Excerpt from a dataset
-*-

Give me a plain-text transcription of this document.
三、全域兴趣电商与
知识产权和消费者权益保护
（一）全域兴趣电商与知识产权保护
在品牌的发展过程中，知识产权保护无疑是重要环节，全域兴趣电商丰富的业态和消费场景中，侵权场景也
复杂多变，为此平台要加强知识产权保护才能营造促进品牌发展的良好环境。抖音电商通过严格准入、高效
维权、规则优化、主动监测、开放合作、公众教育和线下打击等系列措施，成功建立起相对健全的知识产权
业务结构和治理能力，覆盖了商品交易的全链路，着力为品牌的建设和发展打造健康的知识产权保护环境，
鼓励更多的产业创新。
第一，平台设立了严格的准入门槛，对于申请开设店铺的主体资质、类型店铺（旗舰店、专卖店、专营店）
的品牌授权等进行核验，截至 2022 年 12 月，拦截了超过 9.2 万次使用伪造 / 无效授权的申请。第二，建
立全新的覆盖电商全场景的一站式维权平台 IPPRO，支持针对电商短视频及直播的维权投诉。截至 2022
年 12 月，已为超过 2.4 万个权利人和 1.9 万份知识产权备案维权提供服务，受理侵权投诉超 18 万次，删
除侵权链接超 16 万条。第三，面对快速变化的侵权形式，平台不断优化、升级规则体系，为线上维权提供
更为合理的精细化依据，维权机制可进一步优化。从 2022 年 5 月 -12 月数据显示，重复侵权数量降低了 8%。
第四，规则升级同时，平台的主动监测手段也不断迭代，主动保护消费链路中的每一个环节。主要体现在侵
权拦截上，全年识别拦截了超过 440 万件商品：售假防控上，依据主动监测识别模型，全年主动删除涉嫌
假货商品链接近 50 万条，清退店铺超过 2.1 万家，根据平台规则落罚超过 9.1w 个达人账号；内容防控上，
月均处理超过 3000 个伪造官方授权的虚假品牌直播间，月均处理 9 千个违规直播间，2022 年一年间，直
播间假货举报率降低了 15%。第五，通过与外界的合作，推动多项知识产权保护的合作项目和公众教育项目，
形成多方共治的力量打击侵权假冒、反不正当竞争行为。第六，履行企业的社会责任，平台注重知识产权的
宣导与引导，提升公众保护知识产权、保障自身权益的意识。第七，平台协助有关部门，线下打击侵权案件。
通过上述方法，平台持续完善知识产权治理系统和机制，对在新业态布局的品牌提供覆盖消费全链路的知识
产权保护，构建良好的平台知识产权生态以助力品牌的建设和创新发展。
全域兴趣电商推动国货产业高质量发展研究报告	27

-*-

TASK DIRECTIONS> Write out every line of the material again, exactly as it reads.

TASK RESPONSE>
Give me a plain-text transcription of this document.
三、全域兴趣电商与
知识产权和消费者权益保护
（一）全域兴趣电商与知识产权保护
在品牌的发展过程中，知识产权保护无疑是重要环节，全域兴趣电商丰富的业态和消费场景中，侵权场景也
复杂多变，为此平台要加强知识产权保护才能营造促进品牌发展的良好环境。抖音电商通过严格准入、高效
维权、规则优化、主动监测、开放合作、公众教育和线下打击等系列措施，成功建立起相对健全的知识产权
业务结构和治理能力，覆盖了商品交易的全链路，着力为品牌的建设和发展打造健康的知识产权保护环境，
鼓励更多的产业创新。
第一，平台设立了严格的准入门槛，对于申请开设店铺的主体资质、类型店铺（旗舰店、专卖店、专营店）
的品牌授权等进行核验，截至 2022 年 12 月，拦截了超过 9.2 万次使用伪造 / 无效授权的申请。第二，建
立全新的覆盖电商全场景的一站式维权平台 IPPRO，支持针对电商短视频及直播的维权投诉。截至 2022
年 12 月，已为超过 2.4 万个权利人和 1.9 万份知识产权备案维权提供服务，受理侵权投诉超 18 万次，删
除侵权链接超 16 万条。第三，面对快速变化的侵权形式，平台不断优化、升级规则体系，为线上维权提供
更为合理的精细化依据，维权机制可进一步优化。从 2022 年 5 月 -12 月数据显示，重复侵权数量降低了 8%。
第四，规则升级同时，平台的主动监测手段也不断迭代，主动保护消费链路中的每一个环节。主要体现在侵
权拦截上，全年识别拦截了超过 440 万件商品：售假防控上，依据主动监测识别模型，全年主动删除涉嫌
假货商品链接近 50 万条，清退店铺超过 2.1 万家，根据平台规则落罚超过 9.1w 个达人账号；内容防控上，
月均处理超过 3000 个伪造官方授权的虚假品牌直播间，月均处理 9 千个违规直播间，2022 年一年间，直
播间假货举报率降低了 15%。第五，通过与外界的合作，推动多项知识产权保护的合作项目和公众教育项目，
形成多方共治的力量打击侵权假冒、反不正当竞争行为。第六，履行企业的社会责任，平台注重知识产权的
宣导与引导，提升公众保护知识产权、保障自身权益的意识。第七，平台协助有关部门，线下打击侵权案件。
通过上述方法，平台持续完善知识产权治理系统和机制，对在新业态布局的品牌提供覆盖消费全链路的知识
产权保护，构建良好的平台知识产权生态以助力品牌的建设和创新发展。
全域兴趣电商推动国货产业高质量发展研究报告	27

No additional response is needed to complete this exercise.